* start EXERCISE INPUTS *
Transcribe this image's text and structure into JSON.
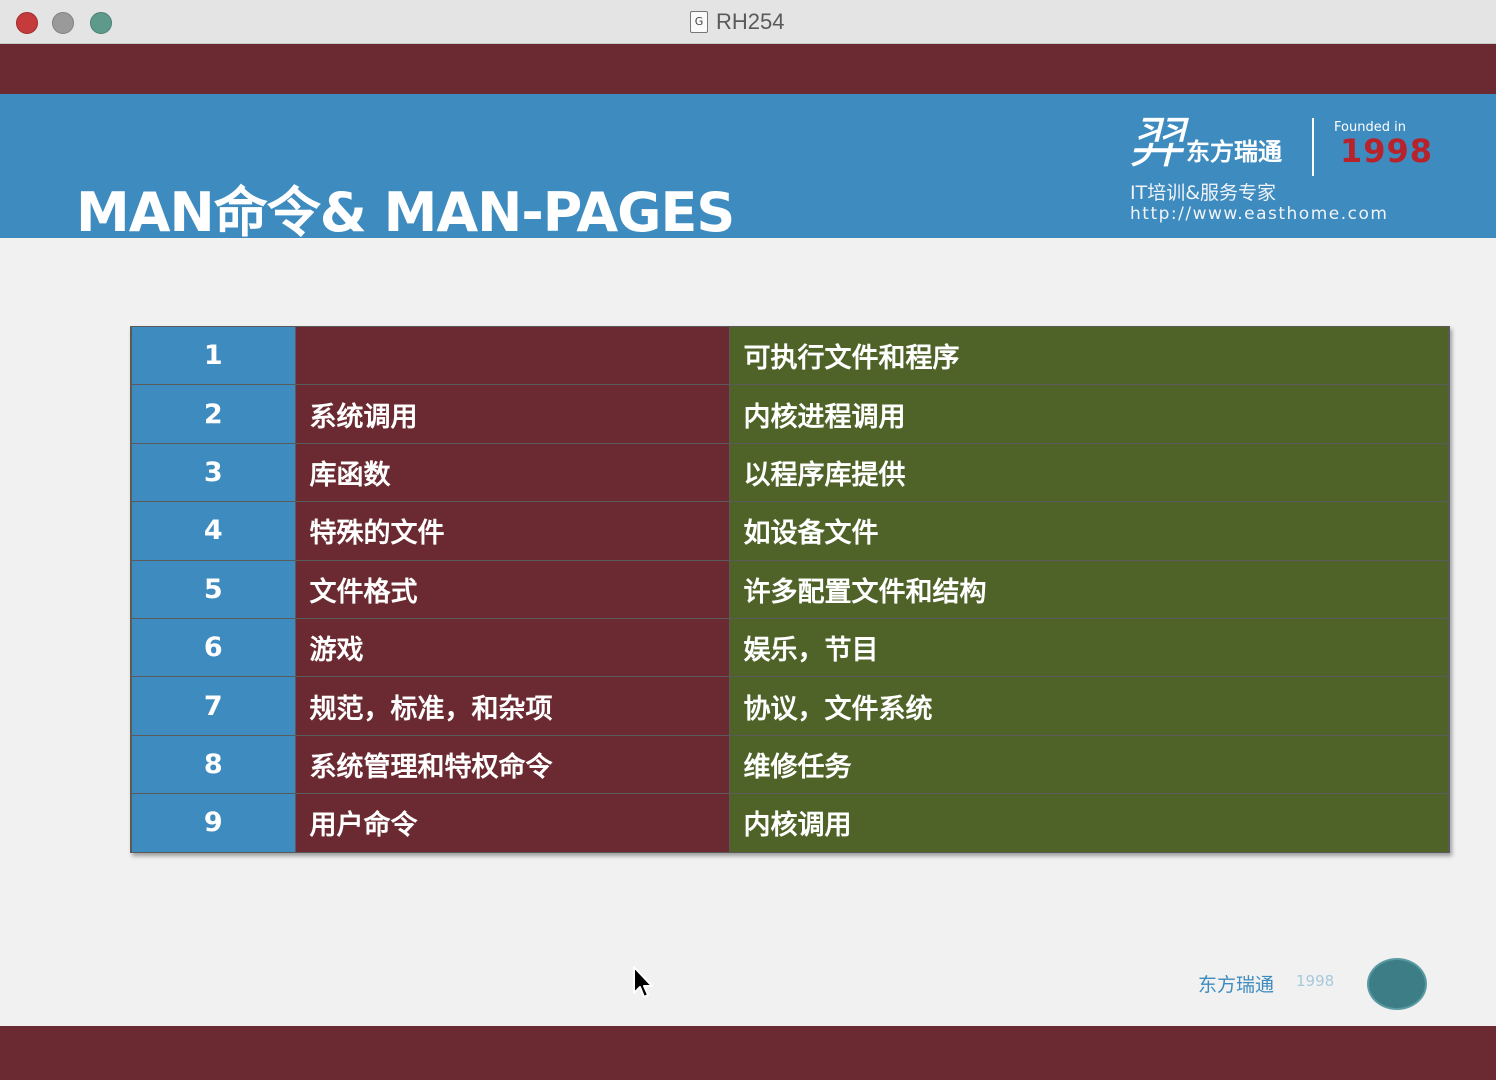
{
  "window": {
    "title": "RH254",
    "doc_icon_glyph": "G"
  },
  "header": {
    "title": "MAN命令& MAN-PAGES"
  },
  "logo": {
    "mark": "羿",
    "name": "东方瑞通",
    "founded_in": "Founded in",
    "year": "1998",
    "tagline": "IT培训&服务专家",
    "website": "http://www.easthome.com"
  },
  "table": {
    "rows": [
      {
        "num": "1",
        "name": "",
        "desc": "可执行文件和程序"
      },
      {
        "num": "2",
        "name": "系统调用",
        "desc": "内核进程调用"
      },
      {
        "num": "3",
        "name": "库函数",
        "desc": "以程序库提供"
      },
      {
        "num": "4",
        "name": "特殊的文件",
        "desc": "如设备文件"
      },
      {
        "num": "5",
        "name": "文件格式",
        "desc": "许多配置文件和结构"
      },
      {
        "num": "6",
        "name": "游戏",
        "desc": "娱乐，节目"
      },
      {
        "num": "7",
        "name": "规范，标准，和杂项",
        "desc": "协议，文件系统"
      },
      {
        "num": "8",
        "name": "系统管理和特权命令",
        "desc": "维修任务"
      },
      {
        "num": "9",
        "name": "用户命令",
        "desc": "内核调用"
      }
    ]
  },
  "footer": {
    "logo_text": "东方瑞通",
    "year_text": "1998"
  },
  "colors": {
    "maroon": "#6b2a31",
    "blue": "#3e8bbf",
    "olive": "#4f6329",
    "year_red": "#b8222a"
  },
  "icons": {
    "cursor": "arrow-cursor-icon"
  }
}
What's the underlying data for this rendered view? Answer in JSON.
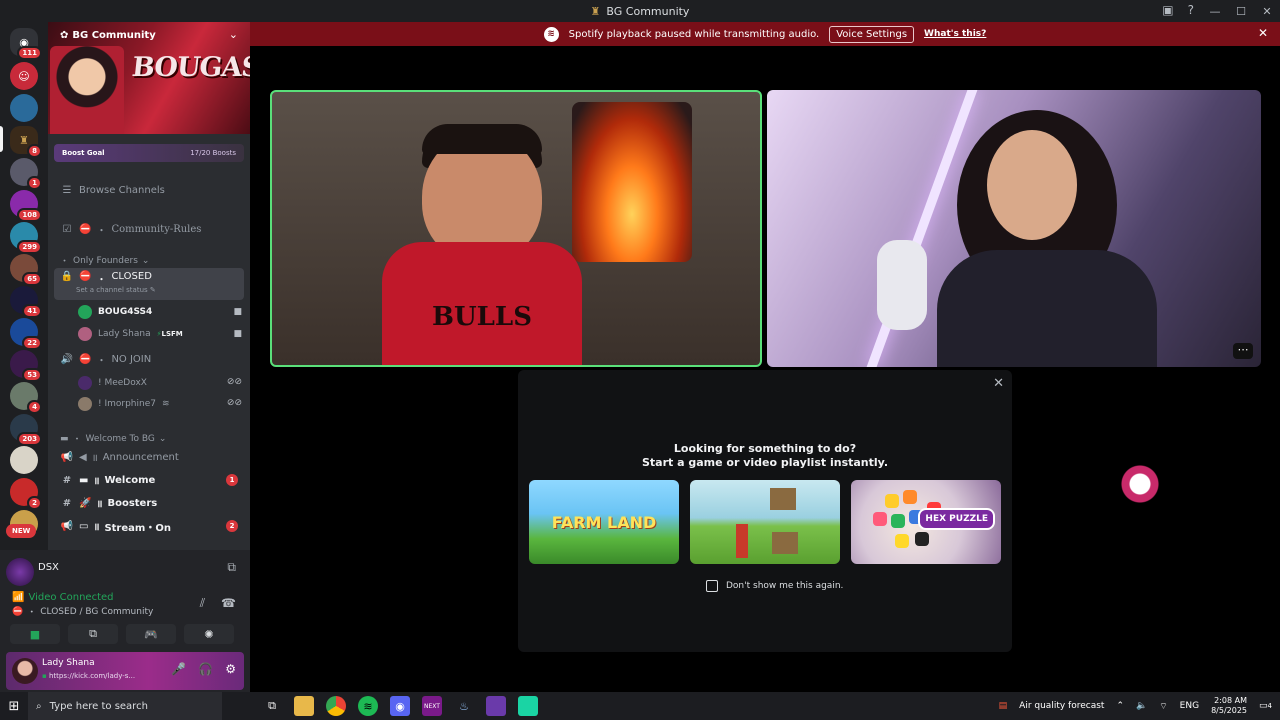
* end EXERCISE INPUTS *
## WHAT NEEDS TO BE DONE
The material above must be printed exactly, with its pictures left out.

## SOLUTION FOR THIS PROBLEM
Transcribe this image's text and structure into JSON.
{
  "window": {
    "title": "RH254",
    "doc_icon_glyph": "G"
  },
  "header": {
    "title": "MAN命令& MAN-PAGES"
  },
  "logo": {
    "mark": "羿",
    "name": "东方瑞通",
    "founded_in": "Founded in",
    "year": "1998",
    "tagline": "IT培训&服务专家",
    "website": "http://www.easthome.com"
  },
  "table": {
    "rows": [
      {
        "num": "1",
        "name": "",
        "desc": "可执行文件和程序"
      },
      {
        "num": "2",
        "name": "系统调用",
        "desc": "内核进程调用"
      },
      {
        "num": "3",
        "name": "库函数",
        "desc": "以程序库提供"
      },
      {
        "num": "4",
        "name": "特殊的文件",
        "desc": "如设备文件"
      },
      {
        "num": "5",
        "name": "文件格式",
        "desc": "许多配置文件和结构"
      },
      {
        "num": "6",
        "name": "游戏",
        "desc": "娱乐，节目"
      },
      {
        "num": "7",
        "name": "规范，标准，和杂项",
        "desc": "协议，文件系统"
      },
      {
        "num": "8",
        "name": "系统管理和特权命令",
        "desc": "维修任务"
      },
      {
        "num": "9",
        "name": "用户命令",
        "desc": "内核调用"
      }
    ]
  },
  "footer": {
    "logo_text": "东方瑞通",
    "year_text": "1998"
  },
  "colors": {
    "maroon": "#6b2a31",
    "blue": "#3e8bbf",
    "olive": "#4f6329",
    "year_red": "#b8222a"
  },
  "icons": {
    "cursor": "arrow-cursor-icon"
  }
}
What's the underlying data for this rendered view? Answer in JSON.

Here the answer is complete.